Dataset records
◇ ◇ ◇ ◇

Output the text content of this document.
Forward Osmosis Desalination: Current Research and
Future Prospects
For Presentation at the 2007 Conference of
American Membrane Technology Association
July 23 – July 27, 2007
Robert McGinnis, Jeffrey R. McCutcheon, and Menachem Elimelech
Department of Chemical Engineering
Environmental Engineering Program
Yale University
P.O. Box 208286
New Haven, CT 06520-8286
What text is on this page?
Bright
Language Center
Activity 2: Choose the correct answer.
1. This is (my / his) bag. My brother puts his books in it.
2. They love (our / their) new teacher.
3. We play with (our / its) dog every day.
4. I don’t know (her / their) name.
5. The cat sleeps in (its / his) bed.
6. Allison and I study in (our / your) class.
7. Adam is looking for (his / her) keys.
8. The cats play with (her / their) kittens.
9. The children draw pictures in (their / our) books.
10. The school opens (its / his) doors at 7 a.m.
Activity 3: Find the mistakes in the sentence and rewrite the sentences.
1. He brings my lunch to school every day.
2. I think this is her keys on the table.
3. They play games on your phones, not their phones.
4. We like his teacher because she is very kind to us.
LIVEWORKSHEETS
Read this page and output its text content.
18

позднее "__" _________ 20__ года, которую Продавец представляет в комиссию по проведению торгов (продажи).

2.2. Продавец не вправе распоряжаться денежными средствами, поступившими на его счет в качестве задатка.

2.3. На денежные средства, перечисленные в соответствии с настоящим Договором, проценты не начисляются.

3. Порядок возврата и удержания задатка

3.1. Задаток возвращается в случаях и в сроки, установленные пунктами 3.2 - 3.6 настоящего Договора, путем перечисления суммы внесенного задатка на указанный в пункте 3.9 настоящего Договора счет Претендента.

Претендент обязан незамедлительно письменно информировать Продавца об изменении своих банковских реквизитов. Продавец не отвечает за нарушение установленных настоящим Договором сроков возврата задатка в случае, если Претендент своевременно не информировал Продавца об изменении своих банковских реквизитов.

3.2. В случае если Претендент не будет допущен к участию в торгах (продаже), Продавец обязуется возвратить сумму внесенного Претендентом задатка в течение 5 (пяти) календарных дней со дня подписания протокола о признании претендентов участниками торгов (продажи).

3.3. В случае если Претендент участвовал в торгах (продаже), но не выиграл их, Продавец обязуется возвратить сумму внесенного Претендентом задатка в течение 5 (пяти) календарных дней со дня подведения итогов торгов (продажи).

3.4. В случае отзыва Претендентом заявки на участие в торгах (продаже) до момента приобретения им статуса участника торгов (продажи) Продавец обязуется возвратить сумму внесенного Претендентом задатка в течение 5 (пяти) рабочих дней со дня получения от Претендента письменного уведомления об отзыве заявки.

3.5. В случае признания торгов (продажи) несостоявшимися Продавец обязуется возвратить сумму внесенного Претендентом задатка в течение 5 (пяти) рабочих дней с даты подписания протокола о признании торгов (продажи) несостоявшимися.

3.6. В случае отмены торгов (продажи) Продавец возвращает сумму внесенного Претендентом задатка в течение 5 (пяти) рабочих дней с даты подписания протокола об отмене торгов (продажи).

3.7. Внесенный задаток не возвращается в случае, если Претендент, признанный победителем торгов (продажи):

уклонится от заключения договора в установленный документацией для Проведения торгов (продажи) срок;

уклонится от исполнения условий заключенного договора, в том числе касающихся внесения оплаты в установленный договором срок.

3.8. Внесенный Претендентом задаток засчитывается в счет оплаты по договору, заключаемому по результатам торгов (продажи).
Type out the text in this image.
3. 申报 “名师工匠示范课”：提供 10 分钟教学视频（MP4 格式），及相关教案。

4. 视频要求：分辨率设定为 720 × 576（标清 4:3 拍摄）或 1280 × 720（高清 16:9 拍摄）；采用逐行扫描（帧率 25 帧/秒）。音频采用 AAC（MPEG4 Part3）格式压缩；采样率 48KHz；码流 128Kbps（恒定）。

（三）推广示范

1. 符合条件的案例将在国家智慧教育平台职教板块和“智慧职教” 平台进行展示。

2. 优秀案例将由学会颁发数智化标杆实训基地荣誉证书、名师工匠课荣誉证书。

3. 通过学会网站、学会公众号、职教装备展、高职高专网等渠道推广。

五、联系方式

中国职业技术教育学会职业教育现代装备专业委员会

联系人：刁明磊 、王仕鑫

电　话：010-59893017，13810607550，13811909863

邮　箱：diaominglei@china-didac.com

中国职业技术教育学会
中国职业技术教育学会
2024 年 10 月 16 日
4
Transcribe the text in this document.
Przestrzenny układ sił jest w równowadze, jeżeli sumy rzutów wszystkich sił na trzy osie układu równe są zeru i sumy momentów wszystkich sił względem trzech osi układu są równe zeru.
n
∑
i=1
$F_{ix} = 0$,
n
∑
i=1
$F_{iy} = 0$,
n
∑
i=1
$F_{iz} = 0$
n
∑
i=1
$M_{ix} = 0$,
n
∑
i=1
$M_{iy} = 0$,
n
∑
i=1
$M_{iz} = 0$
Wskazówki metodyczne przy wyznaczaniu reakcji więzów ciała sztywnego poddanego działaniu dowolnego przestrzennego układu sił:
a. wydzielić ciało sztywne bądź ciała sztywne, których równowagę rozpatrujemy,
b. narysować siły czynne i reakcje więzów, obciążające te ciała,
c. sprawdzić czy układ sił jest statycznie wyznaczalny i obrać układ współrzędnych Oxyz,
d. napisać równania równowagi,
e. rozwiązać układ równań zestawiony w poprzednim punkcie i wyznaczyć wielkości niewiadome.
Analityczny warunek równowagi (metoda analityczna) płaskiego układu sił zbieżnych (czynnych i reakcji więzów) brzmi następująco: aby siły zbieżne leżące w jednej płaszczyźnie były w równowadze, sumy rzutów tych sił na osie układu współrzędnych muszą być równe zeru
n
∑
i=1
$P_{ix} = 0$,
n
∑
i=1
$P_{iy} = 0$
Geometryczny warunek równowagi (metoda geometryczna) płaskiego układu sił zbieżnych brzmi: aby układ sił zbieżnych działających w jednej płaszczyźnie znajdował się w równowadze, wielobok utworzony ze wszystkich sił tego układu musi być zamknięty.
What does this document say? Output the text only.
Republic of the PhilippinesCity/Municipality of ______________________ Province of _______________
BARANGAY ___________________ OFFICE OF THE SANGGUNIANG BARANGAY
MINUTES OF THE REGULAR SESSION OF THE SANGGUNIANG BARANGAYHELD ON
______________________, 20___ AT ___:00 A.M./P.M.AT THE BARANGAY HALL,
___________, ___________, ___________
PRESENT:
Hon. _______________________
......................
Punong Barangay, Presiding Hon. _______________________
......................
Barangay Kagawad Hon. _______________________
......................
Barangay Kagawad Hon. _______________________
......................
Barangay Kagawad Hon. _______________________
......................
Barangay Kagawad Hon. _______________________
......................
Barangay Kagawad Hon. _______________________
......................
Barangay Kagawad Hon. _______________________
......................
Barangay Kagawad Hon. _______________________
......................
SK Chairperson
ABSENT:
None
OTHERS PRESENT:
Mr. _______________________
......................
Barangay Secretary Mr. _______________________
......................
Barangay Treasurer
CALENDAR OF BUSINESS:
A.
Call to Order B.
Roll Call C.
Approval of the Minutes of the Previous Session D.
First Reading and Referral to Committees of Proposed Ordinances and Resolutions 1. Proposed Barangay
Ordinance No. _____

◇ ◇ ◇ ◇

▸ Short exercise: Copy every line in the listing above where the string "school" turns up.

▸ Worked answer:
10. The school opens (its / his) doors at 7 a.m.
1. He brings my lunch to school every day.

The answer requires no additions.